La pandemia golpeó a la puerta de mi casa (mi padre está hospitalizado), como les ha sucedido a millones de colombianos que han tenido que padecer la angustia que produce esa enfermedad. El virus continúa galopando desbocadamente. El fin de semana se superó la barrera psicológica de un millón de contagiados, y la cifra de muertos llegó a 30.000, algo para lo que no estábamos preparados.

Hay quienes afincan sus esperanzas en la anhelada vacuna. Yo, como lo he expresado en esta columna, soy escéptico. La solución al covid-19 no está a la vuelta de la esquina; pero, así lo estuviera, su distribución y aplicación tomarán bastantes meses. Esa realidad, dolorosa y agobiante, nos ubica ante un punto de no retorno: o nos acostumbramos a vivir con la voraz enfermedad rondándonos o, simplemente, la civilización sucumbirá.

Desde que comenzó la pandemia, se ha repetido insistentemente en la necesidad de “aplanar la curva”. Eso no ha sucedido y posiblemente nunca ocurrirá, sino hasta cuando se logre la inmunización, a través del contagio masivo con la subsiguiente generación natural de anticuerpos, o por medio de la vacunación generalizada. Cualquiera de los escenarios tomará muchos meses o quizás años. El hecho de que no se haya podido revertir la tendencia creciente del virus no justifica que permitamos que siga desplomándose el aparato productivo nacional.

....

> [Orden de trabajo 1]
Enumera, en el orden en que aparecen, todos los adverbios terminados en "-mente" de la columna sobre la pandemia.
> [Orden de trabajo 2]
Reescribe la columna sobre la pandemia desde "La pandemia golpeó" hasta "no estábamos preparados.", ambos incluidos, y cambia "colombianos" por "ciudadanos".
> [Orden de trabajo 3]
Escribe la continuación de la columna sobre la pandemia en Colombia a partir de su última oración.

....

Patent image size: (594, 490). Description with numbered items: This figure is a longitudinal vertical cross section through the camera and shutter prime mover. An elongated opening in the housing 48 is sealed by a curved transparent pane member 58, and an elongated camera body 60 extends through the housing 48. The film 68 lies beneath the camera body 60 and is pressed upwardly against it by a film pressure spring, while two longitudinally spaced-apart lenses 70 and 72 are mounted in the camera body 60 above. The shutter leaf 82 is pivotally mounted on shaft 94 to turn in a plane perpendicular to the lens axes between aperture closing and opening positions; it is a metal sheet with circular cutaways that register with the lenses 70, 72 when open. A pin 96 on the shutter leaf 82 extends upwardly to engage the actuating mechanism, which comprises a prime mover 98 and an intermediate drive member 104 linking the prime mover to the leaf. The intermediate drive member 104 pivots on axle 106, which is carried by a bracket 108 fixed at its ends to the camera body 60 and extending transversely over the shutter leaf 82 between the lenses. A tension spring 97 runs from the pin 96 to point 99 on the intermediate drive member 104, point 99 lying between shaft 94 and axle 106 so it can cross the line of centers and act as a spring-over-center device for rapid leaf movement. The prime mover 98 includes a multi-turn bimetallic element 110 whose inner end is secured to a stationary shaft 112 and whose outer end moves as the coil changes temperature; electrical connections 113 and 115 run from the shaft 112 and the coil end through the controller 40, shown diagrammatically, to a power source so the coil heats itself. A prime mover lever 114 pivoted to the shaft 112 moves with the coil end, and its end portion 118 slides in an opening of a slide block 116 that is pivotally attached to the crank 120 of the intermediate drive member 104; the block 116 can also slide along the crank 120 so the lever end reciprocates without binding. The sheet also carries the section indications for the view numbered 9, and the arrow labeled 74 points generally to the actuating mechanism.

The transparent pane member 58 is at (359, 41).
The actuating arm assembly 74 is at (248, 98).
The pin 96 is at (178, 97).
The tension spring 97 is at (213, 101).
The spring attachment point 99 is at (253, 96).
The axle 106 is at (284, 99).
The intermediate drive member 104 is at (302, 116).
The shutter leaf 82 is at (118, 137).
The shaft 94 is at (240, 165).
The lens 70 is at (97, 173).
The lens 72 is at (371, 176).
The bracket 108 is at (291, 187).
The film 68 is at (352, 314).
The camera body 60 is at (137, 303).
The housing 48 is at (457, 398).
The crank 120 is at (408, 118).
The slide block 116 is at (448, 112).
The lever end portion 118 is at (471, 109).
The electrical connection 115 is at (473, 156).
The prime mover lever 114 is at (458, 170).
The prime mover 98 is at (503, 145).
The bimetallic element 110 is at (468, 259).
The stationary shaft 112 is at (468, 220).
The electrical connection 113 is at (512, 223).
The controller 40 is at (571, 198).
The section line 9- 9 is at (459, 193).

....

> [Espacio de respuesta 1]
desbocadamente, simplemente, insistentemente, posiblemente

> [Espacio de respuesta 2]
La pandemia golpeó a la puerta de mi casa (mi padre está hospitalizado), como les ha sucedido a millones de ciudadanos que han tenido que padecer la angustia que produce esa enfermedad. El virus continúa galopando desbocadamente. El fin de semana se superó la barrera psicológica de un millón de contagiados, y la cifra de muertos llegó a 30.000, algo para lo que no estábamos preparados.

> [Espacio de respuesta 3]
Este no es momento para claudicar, sino para fortalecernos ante las dificultades y emprender el duro, pero necesario camino de la recuperación económica. ¡Claro que estamos pasando por una situación durísima y no vamos a salir de ella en el corto plazo! Las noticias respecto de la pandemia son pésimas, y la tendencia de las mismas es a empeorar. Por eso, rechazo tajantemente las voces timoratas que nuevamente empiezan a demandar el cierre del país. Los costos de haber clausurado durante meses enteros a buena parte -casi toda- de la producción de bienes y servicios son incalculables, y el año entrante sufriremos las consecuencias.

El índice de desempleo es alarmante, y ahora, cuando empieza a sentirse la reactivación de la economía, no podemos enviar señales equivocadas. No son pocos los empresarios que aguantaron con estoicismo el primer cierre y que, con generosidad, se metieron la mano al bolsillo para mantener sus nóminas, con la esperanza de que llegara una pronta reactivación. Plantear un nuevo cierre o la imposición de algunas restricciones significará llevar a la ruina absoluta a los industriales que pudieron soportar el primer “envión” de la pandemia.

Lo que se requiere de ahora en adelante es: autocuidado, prevención, distanciamiento social, cuarentena rigurosa para quienes contraigan el virus y mucho temple para seguir adelante en la reconstrucción de nuestro país. El mejor homenaje que podemos rendirles a esos 30.000 compatriotas que perdieron la batalla contra el covid-19 es el de no doblegarnos ante la infeliz pandemia que quiere exterminarnos.